→ Provided data
....................

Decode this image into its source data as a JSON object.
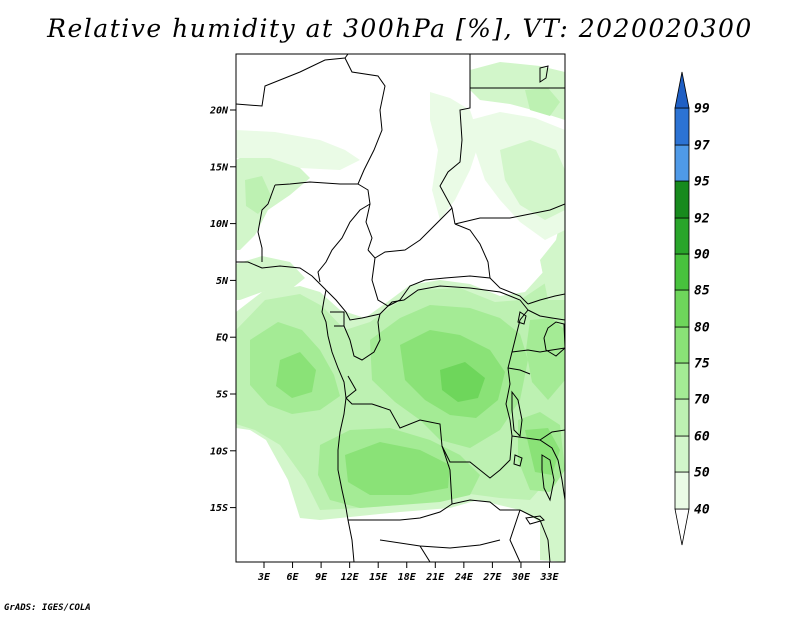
{
  "title": "Relative humidity at 300hPa [%], VT: 2020020300",
  "credit": "GrADS: IGES/COLA",
  "lat_labels": [
    "20N",
    "15N",
    "10N",
    "5N",
    "EQ",
    "5S",
    "10S",
    "15S"
  ],
  "lon_labels": [
    "3E",
    "6E",
    "9E",
    "12E",
    "15E",
    "18E",
    "21E",
    "24E",
    "27E",
    "30E",
    "33E"
  ],
  "colorbar": {
    "labels": [
      "40",
      "50",
      "60",
      "70",
      "75",
      "80",
      "85",
      "90",
      "92",
      "95",
      "97",
      "99"
    ],
    "colors": [
      "#ffffff",
      "#eafbe6",
      "#d2f6ca",
      "#bdf1b2",
      "#a4eb95",
      "#8ae277",
      "#6ed65b",
      "#48c23d",
      "#29a52a",
      "#178a1d",
      "#4f9ae8",
      "#2c73d4",
      "#1f5fc4"
    ]
  }
}
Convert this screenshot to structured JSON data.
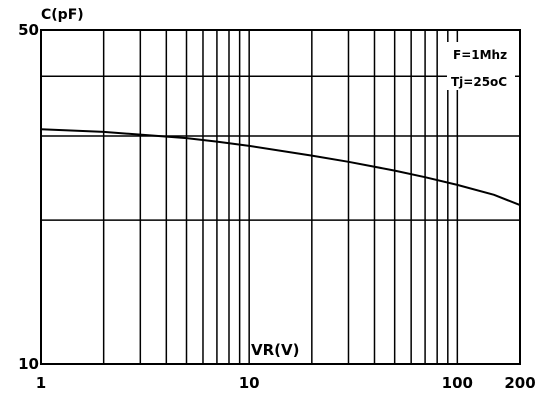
{
  "chart_data": {
    "type": "line",
    "title": "",
    "xlabel": "VR(V)",
    "ylabel": "C(pF)",
    "x_scale": "log",
    "y_scale": "log",
    "xlim": [
      1,
      200
    ],
    "ylim": [
      10,
      50
    ],
    "x_tick_labels": [
      "1",
      "10",
      "100",
      "200"
    ],
    "y_tick_labels": [
      "10",
      "50"
    ],
    "x_grid_values": [
      2,
      3,
      4,
      5,
      6,
      7,
      8,
      9,
      10,
      20,
      30,
      40,
      50,
      60,
      70,
      80,
      90,
      100
    ],
    "y_grid_values": [
      20,
      30,
      40
    ],
    "grid": true,
    "annotations": [
      "F=1Mhz",
      "Tj=25oC"
    ],
    "series": [
      {
        "x": [
          1,
          2,
          3,
          5,
          7,
          10,
          20,
          30,
          50,
          70,
          100,
          150,
          200
        ],
        "values": [
          31,
          30.6,
          30.2,
          29.7,
          29.2,
          28.6,
          27.3,
          26.5,
          25.4,
          24.6,
          23.7,
          22.6,
          21.5
        ]
      }
    ]
  }
}
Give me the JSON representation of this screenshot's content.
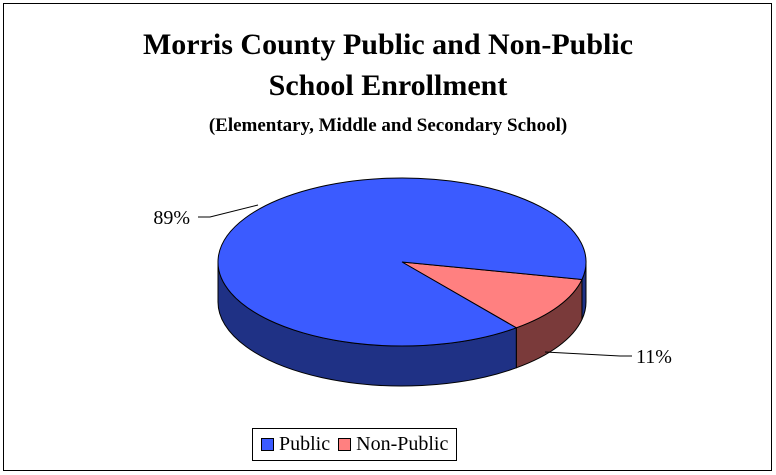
{
  "chart_data": {
    "type": "pie",
    "title": "Morris County Public and Non-Public School Enrollment",
    "title_lines": [
      "Morris County Public and Non-Public",
      "School Enrollment"
    ],
    "subtitle": "(Elementary, Middle and Secondary School)",
    "slices": [
      {
        "label": "Public",
        "value": 89,
        "value_label": "89%",
        "color": "#3b5bff",
        "side_color": "#1f3185"
      },
      {
        "label": "Non-Public",
        "value": 11,
        "value_label": "11%",
        "color": "#ff8080",
        "side_color": "#7a3a3a"
      }
    ],
    "legend_position": "bottom",
    "style": "3d"
  }
}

....................

→ Aim of the task
Keep the pictures out of your copy, and repeat every entry above exactly.

→ Result of this task
Decode this image into its source data as a JSON object.
{
  "title": "Relative humidity at 300hPa [%], VT: 2020020300",
  "credit": "GrADS: IGES/COLA",
  "lat_labels": [
    "20N",
    "15N",
    "10N",
    "5N",
    "EQ",
    "5S",
    "10S",
    "15S"
  ],
  "lon_labels": [
    "3E",
    "6E",
    "9E",
    "12E",
    "15E",
    "18E",
    "21E",
    "24E",
    "27E",
    "30E",
    "33E"
  ],
  "colorbar": {
    "labels": [
      "40",
      "50",
      "60",
      "70",
      "75",
      "80",
      "85",
      "90",
      "92",
      "95",
      "97",
      "99"
    ],
    "colors": [
      "#ffffff",
      "#eafbe6",
      "#d2f6ca",
      "#bdf1b2",
      "#a4eb95",
      "#8ae277",
      "#6ed65b",
      "#48c23d",
      "#29a52a",
      "#178a1d",
      "#4f9ae8",
      "#2c73d4",
      "#1f5fc4"
    ]
  }
}
Convert this screenshot to structured JSON data.
{
  "chart_data": {
    "type": "line",
    "title": "",
    "xlabel": "VR(V)",
    "ylabel": "C(pF)",
    "x_scale": "log",
    "y_scale": "log",
    "xlim": [
      1,
      200
    ],
    "ylim": [
      10,
      50
    ],
    "x_tick_labels": [
      "1",
      "10",
      "100",
      "200"
    ],
    "y_tick_labels": [
      "10",
      "50"
    ],
    "x_grid_values": [
      2,
      3,
      4,
      5,
      6,
      7,
      8,
      9,
      10,
      20,
      30,
      40,
      50,
      60,
      70,
      80,
      90,
      100
    ],
    "y_grid_values": [
      20,
      30,
      40
    ],
    "grid": true,
    "annotations": [
      "F=1Mhz",
      "Tj=25oC"
    ],
    "series": [
      {
        "x": [
          1,
          2,
          3,
          5,
          7,
          10,
          20,
          30,
          50,
          70,
          100,
          150,
          200
        ],
        "values": [
          31,
          30.6,
          30.2,
          29.7,
          29.2,
          28.6,
          27.3,
          26.5,
          25.4,
          24.6,
          23.7,
          22.6,
          21.5
        ]
      }
    ]
  }
}
Give me the JSON representation of this screenshot's content.
{
  "chart_data": {
    "type": "pie",
    "title": "Morris County Public and Non-Public School Enrollment",
    "title_lines": [
      "Morris County Public and Non-Public",
      "School Enrollment"
    ],
    "subtitle": "(Elementary, Middle and Secondary School)",
    "slices": [
      {
        "label": "Public",
        "value": 89,
        "value_label": "89%",
        "color": "#3b5bff",
        "side_color": "#1f3185"
      },
      {
        "label": "Non-Public",
        "value": 11,
        "value_label": "11%",
        "color": "#ff8080",
        "side_color": "#7a3a3a"
      }
    ],
    "legend_position": "bottom",
    "style": "3d"
  }
}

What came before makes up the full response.